◆ Extracted data entries ◆
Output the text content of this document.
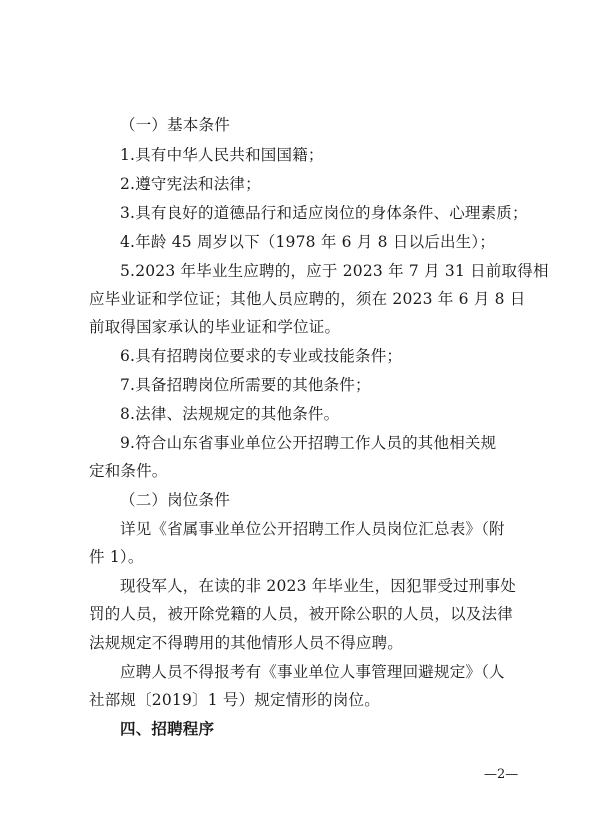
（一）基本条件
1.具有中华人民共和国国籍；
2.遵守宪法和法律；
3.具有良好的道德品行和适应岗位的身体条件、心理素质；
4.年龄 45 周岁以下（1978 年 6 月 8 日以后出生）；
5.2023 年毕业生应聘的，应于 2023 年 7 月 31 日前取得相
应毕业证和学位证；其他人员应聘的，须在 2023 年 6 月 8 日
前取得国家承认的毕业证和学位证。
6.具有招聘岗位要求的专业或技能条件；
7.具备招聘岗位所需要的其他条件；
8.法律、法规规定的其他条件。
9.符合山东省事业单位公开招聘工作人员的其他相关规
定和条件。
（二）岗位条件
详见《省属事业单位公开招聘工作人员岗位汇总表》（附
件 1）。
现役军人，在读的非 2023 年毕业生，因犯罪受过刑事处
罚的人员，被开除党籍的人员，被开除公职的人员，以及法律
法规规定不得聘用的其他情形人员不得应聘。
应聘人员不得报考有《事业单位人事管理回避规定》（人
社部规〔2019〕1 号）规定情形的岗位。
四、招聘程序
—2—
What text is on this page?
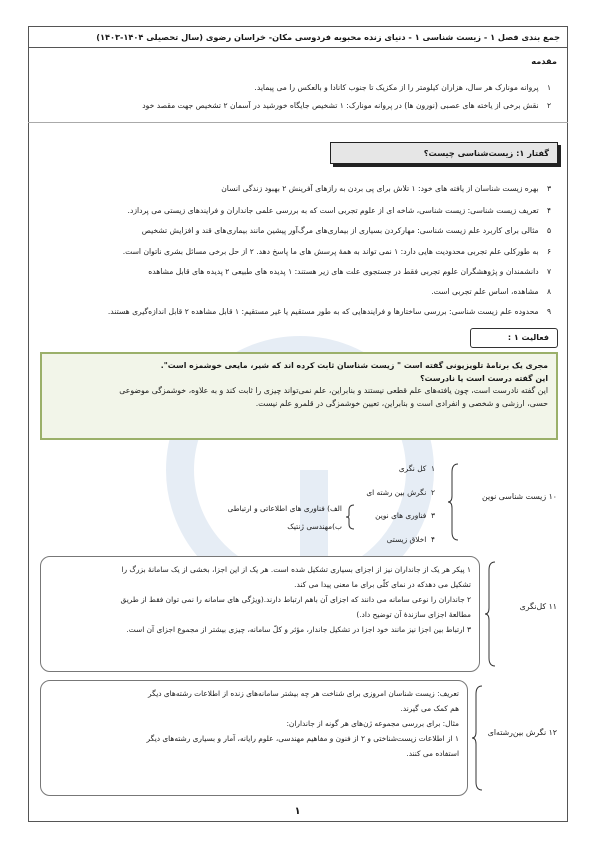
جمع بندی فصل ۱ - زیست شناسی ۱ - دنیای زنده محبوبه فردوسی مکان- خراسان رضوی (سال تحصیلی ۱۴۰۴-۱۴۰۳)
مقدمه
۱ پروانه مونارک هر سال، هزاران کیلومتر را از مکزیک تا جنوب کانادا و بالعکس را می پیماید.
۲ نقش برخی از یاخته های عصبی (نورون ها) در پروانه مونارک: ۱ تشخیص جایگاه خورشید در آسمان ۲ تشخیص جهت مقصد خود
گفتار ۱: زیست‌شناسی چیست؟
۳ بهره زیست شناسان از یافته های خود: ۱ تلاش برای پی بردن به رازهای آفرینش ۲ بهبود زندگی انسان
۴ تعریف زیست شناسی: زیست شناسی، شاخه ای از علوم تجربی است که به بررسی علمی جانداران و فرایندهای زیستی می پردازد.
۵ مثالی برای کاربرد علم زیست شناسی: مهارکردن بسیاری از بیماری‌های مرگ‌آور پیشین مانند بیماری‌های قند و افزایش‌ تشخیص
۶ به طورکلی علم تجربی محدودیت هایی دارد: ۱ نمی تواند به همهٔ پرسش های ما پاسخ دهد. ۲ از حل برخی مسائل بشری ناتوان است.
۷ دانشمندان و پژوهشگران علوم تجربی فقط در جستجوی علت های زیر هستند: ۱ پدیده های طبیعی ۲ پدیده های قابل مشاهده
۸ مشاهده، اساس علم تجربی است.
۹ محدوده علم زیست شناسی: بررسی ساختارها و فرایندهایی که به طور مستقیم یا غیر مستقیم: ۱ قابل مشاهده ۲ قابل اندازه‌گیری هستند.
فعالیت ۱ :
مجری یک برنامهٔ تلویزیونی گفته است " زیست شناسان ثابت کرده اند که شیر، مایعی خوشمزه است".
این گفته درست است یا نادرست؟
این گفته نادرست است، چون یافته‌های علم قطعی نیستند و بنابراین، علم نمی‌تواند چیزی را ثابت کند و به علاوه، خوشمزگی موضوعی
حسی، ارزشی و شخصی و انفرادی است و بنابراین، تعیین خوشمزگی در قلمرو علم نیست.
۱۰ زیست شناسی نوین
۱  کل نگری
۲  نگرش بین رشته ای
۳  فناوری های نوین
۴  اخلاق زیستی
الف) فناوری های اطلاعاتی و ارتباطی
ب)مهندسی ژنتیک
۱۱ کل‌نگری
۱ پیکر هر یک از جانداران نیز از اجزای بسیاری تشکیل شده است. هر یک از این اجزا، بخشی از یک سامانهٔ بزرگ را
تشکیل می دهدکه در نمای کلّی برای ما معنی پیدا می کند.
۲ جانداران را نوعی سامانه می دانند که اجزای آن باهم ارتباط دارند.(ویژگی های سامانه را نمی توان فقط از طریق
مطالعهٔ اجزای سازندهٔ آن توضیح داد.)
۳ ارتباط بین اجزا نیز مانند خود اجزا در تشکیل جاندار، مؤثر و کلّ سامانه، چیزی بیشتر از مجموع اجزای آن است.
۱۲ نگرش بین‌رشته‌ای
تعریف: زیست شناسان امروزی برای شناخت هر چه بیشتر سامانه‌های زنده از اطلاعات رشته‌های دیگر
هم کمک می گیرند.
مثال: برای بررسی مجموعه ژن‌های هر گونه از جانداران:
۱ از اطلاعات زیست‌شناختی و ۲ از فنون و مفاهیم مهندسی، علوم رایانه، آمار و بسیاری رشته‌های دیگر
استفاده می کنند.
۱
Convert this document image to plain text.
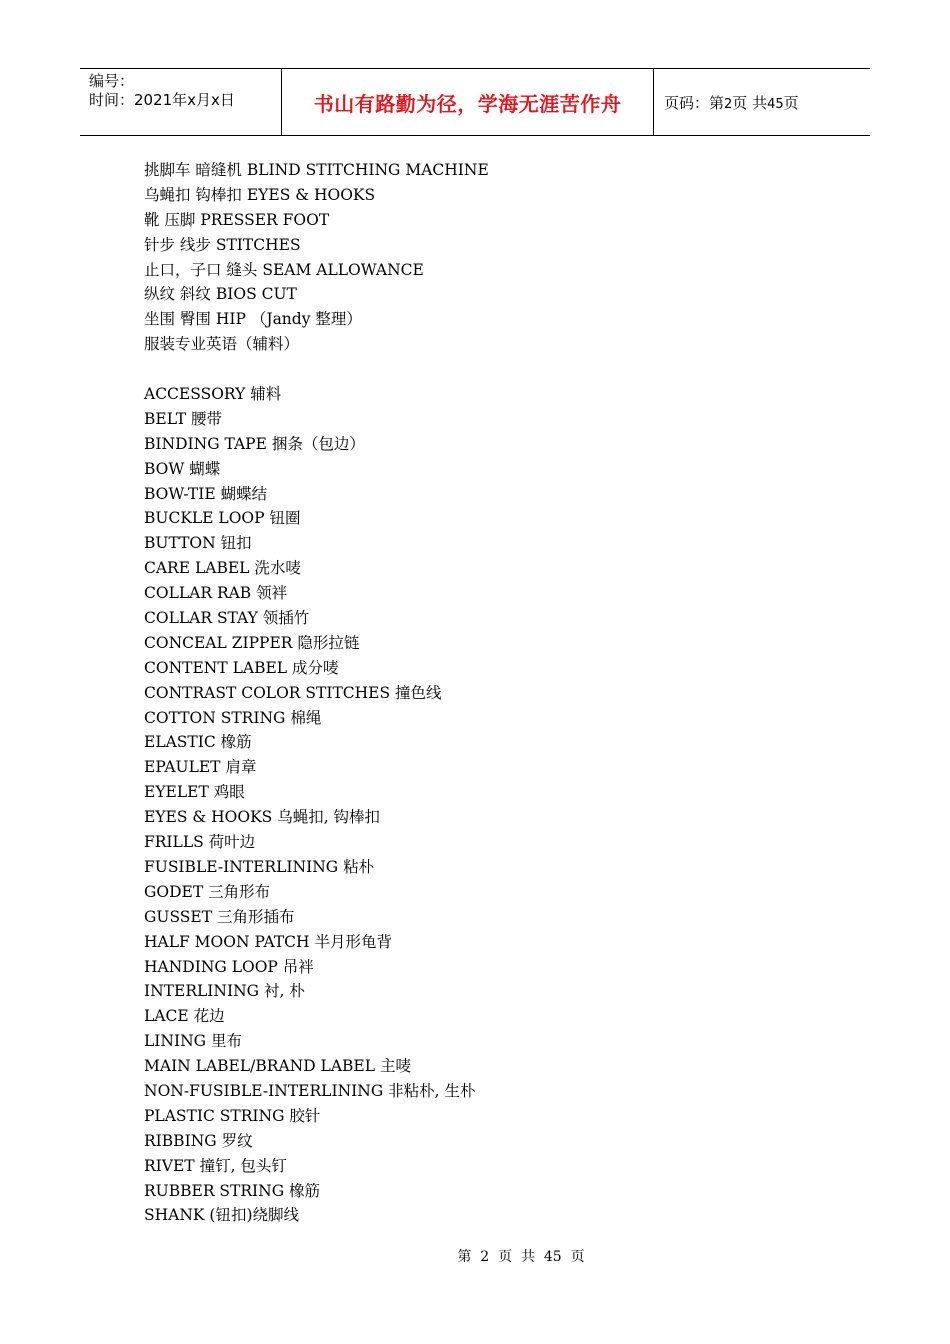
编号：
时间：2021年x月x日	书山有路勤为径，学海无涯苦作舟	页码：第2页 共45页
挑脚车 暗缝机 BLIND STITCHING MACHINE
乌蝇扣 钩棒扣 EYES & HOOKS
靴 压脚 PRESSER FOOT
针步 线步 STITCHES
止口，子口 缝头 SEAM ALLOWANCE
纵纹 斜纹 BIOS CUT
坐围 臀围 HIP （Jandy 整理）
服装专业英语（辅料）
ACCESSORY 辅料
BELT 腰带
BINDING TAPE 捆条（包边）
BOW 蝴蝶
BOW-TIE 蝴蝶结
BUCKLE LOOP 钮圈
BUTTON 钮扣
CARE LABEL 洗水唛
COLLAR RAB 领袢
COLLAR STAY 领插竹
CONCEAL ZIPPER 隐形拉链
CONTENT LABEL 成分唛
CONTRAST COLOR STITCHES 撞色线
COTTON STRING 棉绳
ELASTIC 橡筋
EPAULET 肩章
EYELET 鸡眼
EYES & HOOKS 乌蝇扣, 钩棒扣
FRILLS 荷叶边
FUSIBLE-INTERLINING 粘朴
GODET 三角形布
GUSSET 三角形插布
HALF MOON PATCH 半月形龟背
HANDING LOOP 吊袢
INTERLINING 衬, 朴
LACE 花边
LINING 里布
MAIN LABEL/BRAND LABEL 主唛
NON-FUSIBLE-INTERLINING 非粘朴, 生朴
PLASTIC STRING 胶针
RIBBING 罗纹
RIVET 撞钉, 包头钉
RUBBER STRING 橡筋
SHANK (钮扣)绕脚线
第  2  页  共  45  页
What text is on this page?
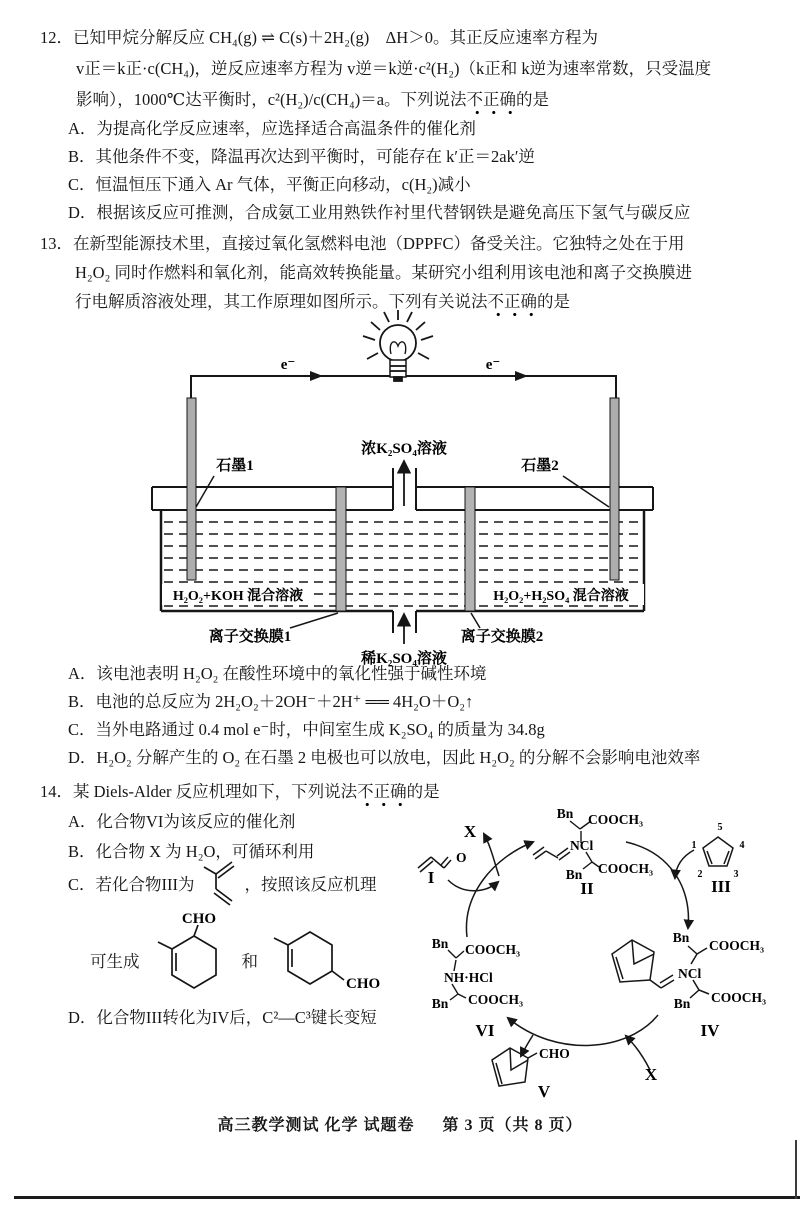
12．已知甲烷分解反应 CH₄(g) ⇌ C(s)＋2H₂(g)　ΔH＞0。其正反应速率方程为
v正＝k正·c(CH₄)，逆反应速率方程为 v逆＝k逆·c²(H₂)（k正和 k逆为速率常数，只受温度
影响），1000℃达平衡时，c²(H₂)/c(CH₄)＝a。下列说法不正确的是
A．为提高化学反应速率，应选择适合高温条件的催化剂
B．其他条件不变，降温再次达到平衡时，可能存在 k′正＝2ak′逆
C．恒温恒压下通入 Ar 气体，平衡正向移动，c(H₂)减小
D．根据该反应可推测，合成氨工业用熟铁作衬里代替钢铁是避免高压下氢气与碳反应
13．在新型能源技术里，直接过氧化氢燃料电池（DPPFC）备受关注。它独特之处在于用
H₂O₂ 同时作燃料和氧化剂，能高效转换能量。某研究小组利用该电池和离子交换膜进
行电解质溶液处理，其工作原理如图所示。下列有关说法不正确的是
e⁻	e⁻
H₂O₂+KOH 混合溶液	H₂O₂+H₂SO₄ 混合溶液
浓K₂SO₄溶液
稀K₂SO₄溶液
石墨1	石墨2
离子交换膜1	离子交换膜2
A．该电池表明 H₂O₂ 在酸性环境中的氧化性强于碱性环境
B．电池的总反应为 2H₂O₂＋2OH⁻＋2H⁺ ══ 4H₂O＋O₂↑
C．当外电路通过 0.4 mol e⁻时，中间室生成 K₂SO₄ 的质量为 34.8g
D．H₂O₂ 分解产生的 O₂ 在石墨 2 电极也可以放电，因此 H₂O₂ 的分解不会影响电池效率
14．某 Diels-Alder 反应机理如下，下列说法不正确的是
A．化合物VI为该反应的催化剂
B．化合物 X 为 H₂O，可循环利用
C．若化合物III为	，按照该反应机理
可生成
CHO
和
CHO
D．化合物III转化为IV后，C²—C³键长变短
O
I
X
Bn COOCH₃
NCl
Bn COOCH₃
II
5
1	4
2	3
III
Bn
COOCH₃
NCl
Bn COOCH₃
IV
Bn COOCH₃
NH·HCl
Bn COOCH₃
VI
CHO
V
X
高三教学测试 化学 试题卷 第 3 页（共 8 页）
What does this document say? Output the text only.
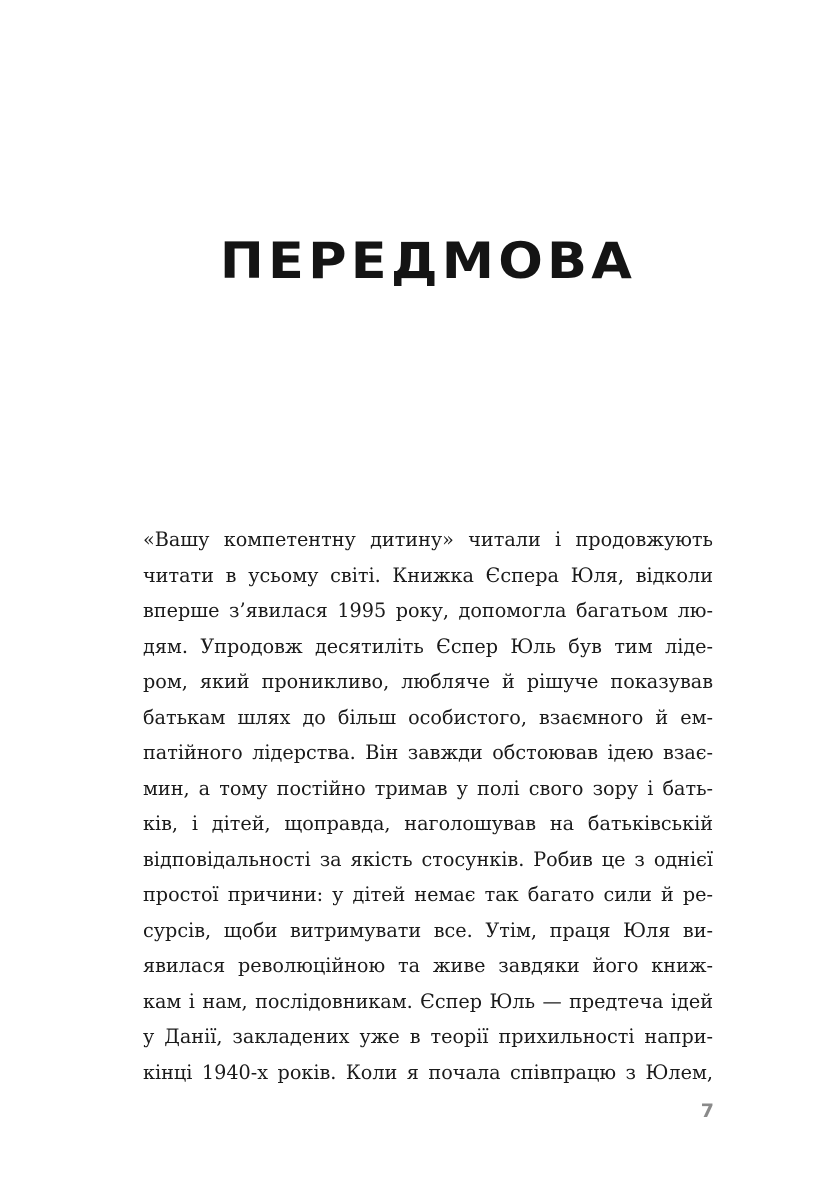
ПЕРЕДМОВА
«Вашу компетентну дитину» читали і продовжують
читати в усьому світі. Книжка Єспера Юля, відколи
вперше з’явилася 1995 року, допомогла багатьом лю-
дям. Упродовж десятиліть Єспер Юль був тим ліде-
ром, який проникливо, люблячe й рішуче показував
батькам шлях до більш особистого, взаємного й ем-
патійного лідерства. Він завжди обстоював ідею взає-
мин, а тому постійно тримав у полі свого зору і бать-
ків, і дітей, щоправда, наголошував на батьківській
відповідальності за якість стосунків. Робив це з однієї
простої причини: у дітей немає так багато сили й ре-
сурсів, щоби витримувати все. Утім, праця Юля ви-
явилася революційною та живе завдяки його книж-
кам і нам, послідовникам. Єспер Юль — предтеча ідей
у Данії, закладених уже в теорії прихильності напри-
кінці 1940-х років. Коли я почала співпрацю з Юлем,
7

◆ Instructions for the task ◆
Report all lines of the material that contain the word "STITCHES".

◆ Finished exercise ◆
针步 线步 STITCHES
CONTRAST COLOR STITCHES 撞色线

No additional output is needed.